* Begin Text excerpt *
Some days it seems there's nothing new on the Web but operating-system chatter, young men's fantasies and life hacking ("How to wash your hands"), and political outrage. It's wearying, and the tilt toward geek dudes' concerns betrays the promise of the universal Web. The competitive nature of social bookmarking seems not to appeal to people with more substantial interests, and their finds are often not recorded and shared.

Worth a look:


Woman Beat: Sheri Martinelli: A Modernist Muse by Steven Moore at Gargoyle Magazine.. I had never heard of her, either.

martinellidoublesm.jpg

No notice was taken by the press of artist-writer Sheri Martinelli’s death in November 1996, unfairly ignoring the significant role she played in the cultural history of our time. A brief overview of her career indicates her range of roles: she was a protégée of Anaïs Nin and is described at length in her infamous Diary; she was the basis for a major character in William Gaddis’s novel The Recognitions and then became the muse and (some say) mistress of Ezra Pound (she appears in various guises in the later Cantos); Charlie Parker and the members of the Modern Jazz Quartet hung out at her Greenwich Village apartment; Marlon Brando was an admirer and Rod Steiger collected her art, as did E. E. Cummings; she knew and was admired by all the Beats, Ginsberg was an especially close friend and mentions her in one of his poems, and was herself known in San Francisco in the late 1950s as the Queen of the Beats; H. D. identified with her and wrote about her in End to Torment; Pound wrote the introduction to a book of her paintings, and her art is now in collections throughout the world. She wrote unusual prose and poetry, much of it published in her own ‘zine....

More:
Sheri Martinelli by Lee Lady:

I met Sheri Martinelli and the guy she was living with, a Chinese named Gilbert Lee, in Washington, D.C. in 1956 or 1957 when I was 17 years old. Sheri was a red-headed woman of Irish descent (as she never let you forget), maybe about 40 years old, though she claimed to be more like 32....
* End Text excerpt *
Problems to solve -
a) How would this sentence from the Sheri Martinelli excerpt read in Spanish: "It's wearying, and the tilt toward geek dudes' concerns betrays the promise of the universal Web."?
b) Could you return everything in the Sheri Martinelli excerpt from "I met Sheri" down to "more like 32....", with no changes?
* Begin Data supplied *
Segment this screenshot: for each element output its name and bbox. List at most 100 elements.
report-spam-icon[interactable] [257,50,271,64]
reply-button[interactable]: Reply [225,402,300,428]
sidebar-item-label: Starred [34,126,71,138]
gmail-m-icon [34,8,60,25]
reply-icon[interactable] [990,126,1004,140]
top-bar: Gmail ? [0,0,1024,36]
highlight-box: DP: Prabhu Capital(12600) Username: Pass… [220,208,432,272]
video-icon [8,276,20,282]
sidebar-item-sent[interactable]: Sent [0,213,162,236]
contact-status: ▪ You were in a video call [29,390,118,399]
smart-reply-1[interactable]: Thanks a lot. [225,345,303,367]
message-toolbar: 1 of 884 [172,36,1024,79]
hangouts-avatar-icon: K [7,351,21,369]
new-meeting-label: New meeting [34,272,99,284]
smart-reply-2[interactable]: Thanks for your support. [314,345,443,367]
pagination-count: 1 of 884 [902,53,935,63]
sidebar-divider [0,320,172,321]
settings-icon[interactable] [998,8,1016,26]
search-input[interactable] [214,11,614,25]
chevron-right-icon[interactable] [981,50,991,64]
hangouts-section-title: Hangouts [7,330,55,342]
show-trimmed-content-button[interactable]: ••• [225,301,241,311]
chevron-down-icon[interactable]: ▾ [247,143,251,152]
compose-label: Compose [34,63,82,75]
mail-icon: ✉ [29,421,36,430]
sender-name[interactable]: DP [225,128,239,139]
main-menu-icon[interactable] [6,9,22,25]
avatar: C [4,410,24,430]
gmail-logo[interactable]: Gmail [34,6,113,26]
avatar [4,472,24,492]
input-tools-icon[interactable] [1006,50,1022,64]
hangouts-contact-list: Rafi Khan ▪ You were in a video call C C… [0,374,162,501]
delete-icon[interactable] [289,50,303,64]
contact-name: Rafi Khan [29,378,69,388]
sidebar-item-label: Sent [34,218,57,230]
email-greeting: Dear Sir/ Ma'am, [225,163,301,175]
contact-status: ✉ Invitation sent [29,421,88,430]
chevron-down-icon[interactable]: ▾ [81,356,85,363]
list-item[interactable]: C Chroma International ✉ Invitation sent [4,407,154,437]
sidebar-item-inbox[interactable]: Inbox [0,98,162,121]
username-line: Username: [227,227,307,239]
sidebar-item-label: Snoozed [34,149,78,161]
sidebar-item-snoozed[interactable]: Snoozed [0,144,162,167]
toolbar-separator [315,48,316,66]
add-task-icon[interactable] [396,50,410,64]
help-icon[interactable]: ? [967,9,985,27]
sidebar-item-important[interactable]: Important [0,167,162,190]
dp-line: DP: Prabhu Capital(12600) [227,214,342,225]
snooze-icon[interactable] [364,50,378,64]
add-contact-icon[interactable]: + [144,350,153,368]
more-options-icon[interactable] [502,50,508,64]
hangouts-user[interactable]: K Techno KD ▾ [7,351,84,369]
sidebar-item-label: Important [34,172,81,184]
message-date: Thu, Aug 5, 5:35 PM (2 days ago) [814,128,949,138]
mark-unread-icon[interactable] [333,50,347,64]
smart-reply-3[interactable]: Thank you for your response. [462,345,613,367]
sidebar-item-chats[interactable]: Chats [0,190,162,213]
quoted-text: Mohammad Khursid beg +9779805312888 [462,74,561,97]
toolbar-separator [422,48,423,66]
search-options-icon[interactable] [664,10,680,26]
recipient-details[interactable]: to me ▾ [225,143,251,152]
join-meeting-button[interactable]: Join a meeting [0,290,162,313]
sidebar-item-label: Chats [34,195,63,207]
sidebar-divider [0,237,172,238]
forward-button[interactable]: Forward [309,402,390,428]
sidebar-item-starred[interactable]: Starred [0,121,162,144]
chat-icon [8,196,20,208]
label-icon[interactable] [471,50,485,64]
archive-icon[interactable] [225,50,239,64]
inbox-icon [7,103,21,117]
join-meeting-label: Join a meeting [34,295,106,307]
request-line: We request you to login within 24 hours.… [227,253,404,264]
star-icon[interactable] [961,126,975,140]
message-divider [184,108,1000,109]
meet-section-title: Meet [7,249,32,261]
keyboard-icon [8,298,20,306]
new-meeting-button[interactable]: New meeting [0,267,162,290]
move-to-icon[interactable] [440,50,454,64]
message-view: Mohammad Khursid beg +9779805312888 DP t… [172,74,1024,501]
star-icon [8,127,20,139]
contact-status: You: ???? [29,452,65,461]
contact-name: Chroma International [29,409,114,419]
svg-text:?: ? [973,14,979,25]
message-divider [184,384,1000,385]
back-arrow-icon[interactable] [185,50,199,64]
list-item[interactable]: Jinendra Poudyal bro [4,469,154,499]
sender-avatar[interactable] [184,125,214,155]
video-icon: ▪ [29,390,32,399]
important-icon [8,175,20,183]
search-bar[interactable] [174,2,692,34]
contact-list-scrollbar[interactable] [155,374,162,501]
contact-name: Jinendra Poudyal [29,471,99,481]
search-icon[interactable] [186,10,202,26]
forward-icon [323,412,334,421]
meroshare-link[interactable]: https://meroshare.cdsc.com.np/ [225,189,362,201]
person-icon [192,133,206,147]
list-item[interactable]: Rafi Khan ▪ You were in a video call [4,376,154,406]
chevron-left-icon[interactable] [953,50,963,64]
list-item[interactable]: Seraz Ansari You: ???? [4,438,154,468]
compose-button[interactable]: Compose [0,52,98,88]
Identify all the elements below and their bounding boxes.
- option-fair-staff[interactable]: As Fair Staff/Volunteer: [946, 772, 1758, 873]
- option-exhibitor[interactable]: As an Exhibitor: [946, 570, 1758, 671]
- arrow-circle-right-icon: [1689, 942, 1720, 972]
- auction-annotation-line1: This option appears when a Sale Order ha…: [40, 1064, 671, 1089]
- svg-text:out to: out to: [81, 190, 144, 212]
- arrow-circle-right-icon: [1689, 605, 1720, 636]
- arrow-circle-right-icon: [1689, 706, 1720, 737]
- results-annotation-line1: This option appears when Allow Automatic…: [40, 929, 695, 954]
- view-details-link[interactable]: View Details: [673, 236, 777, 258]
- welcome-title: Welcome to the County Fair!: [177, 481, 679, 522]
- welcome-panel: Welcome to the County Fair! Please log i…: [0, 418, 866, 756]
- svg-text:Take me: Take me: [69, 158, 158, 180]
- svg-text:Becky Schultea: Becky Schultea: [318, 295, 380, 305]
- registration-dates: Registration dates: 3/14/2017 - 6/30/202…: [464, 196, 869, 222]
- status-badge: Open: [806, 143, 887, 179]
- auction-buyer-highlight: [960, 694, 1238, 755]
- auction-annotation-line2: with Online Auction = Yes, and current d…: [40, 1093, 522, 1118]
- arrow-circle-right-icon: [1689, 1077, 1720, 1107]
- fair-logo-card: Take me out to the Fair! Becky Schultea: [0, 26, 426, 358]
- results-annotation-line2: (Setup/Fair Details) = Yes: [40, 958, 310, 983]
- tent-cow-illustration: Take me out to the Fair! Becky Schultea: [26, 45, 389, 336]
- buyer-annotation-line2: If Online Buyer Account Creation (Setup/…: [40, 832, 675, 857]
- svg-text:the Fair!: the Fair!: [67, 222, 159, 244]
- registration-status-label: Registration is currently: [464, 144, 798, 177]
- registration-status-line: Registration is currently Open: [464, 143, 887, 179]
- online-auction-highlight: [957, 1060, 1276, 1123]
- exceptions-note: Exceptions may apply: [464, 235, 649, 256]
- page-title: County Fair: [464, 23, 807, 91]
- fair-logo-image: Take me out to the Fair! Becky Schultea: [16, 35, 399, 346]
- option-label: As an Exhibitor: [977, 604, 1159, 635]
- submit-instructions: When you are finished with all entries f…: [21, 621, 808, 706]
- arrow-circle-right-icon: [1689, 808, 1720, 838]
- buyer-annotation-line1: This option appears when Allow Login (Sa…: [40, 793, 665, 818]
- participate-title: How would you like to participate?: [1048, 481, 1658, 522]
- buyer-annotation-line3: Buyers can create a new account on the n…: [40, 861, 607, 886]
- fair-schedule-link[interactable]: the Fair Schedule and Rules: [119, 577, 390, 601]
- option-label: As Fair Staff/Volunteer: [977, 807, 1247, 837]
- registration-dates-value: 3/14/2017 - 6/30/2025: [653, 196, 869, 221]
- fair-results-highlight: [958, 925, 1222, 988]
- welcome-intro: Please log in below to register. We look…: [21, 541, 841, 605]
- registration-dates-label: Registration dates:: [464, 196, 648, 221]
* End Data supplied *
Solutions to the problems -
a) Resulta agotador, y la inclinación hacia las preocupaciones de los tipos geek traiciona la promesa de la Web universal.

b)
I met Sheri Martinelli and the guy she was living with, a Chinese named Gilbert Lee, in Washington, D.C. in 1956 or 1957 when I was 17 years old. Sheri was a red-headed woman of Irish descent (as she never let you forget), maybe about 40 years old, though she claimed to be more like 32....